YOUR TASK:
Repeat the listing in full, exactly as it stands.

++++ STORED DATA

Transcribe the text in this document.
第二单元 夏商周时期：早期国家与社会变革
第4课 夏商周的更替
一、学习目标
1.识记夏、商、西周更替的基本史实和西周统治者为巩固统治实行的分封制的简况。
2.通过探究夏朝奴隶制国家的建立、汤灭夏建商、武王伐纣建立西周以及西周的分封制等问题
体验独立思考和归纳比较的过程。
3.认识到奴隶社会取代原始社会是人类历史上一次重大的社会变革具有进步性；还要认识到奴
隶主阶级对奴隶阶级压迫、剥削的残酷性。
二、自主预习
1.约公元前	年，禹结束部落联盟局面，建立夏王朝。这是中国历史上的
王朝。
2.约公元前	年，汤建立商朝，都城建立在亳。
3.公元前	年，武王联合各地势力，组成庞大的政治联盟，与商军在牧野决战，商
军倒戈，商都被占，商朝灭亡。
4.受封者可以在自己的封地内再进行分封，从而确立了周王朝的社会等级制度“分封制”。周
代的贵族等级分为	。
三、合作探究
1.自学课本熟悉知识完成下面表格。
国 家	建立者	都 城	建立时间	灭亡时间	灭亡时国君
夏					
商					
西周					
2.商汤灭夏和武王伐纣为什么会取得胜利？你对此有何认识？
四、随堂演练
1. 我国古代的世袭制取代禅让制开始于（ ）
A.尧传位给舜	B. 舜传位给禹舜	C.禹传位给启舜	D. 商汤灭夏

++++++++

TASK OUTPUT:
Transcribe the text in this document.
第二单元 夏商周时期：早期国家与社会变革
第4课 夏商周的更替
一、学习目标
1.识记夏、商、西周更替的基本史实和西周统治者为巩固统治实行的分封制的简况。
2.通过探究夏朝奴隶制国家的建立、汤灭夏建商、武王伐纣建立西周以及西周的分封制等问题
体验独立思考和归纳比较的过程。
3.认识到奴隶社会取代原始社会是人类历史上一次重大的社会变革具有进步性；还要认识到奴
隶主阶级对奴隶阶级压迫、剥削的残酷性。
二、自主预习
1.约公元前	年，禹结束部落联盟局面，建立夏王朝。这是中国历史上的
王朝。
2.约公元前	年，汤建立商朝，都城建立在亳。
3.公元前	年，武王联合各地势力，组成庞大的政治联盟，与商军在牧野决战，商
军倒戈，商都被占，商朝灭亡。
4.受封者可以在自己的封地内再进行分封，从而确立了周王朝的社会等级制度“分封制”。周
代的贵族等级分为	。
三、合作探究
1.自学课本熟悉知识完成下面表格。
国 家	建立者	都 城	建立时间	灭亡时间	灭亡时国君
夏					
商					
西周					
2.商汤灭夏和武王伐纣为什么会取得胜利？你对此有何认识？
四、随堂演练
1. 我国古代的世袭制取代禅让制开始于（ ）
A.尧传位给舜	B. 舜传位给禹舜	C.禹传位给启舜	D. 商汤灭夏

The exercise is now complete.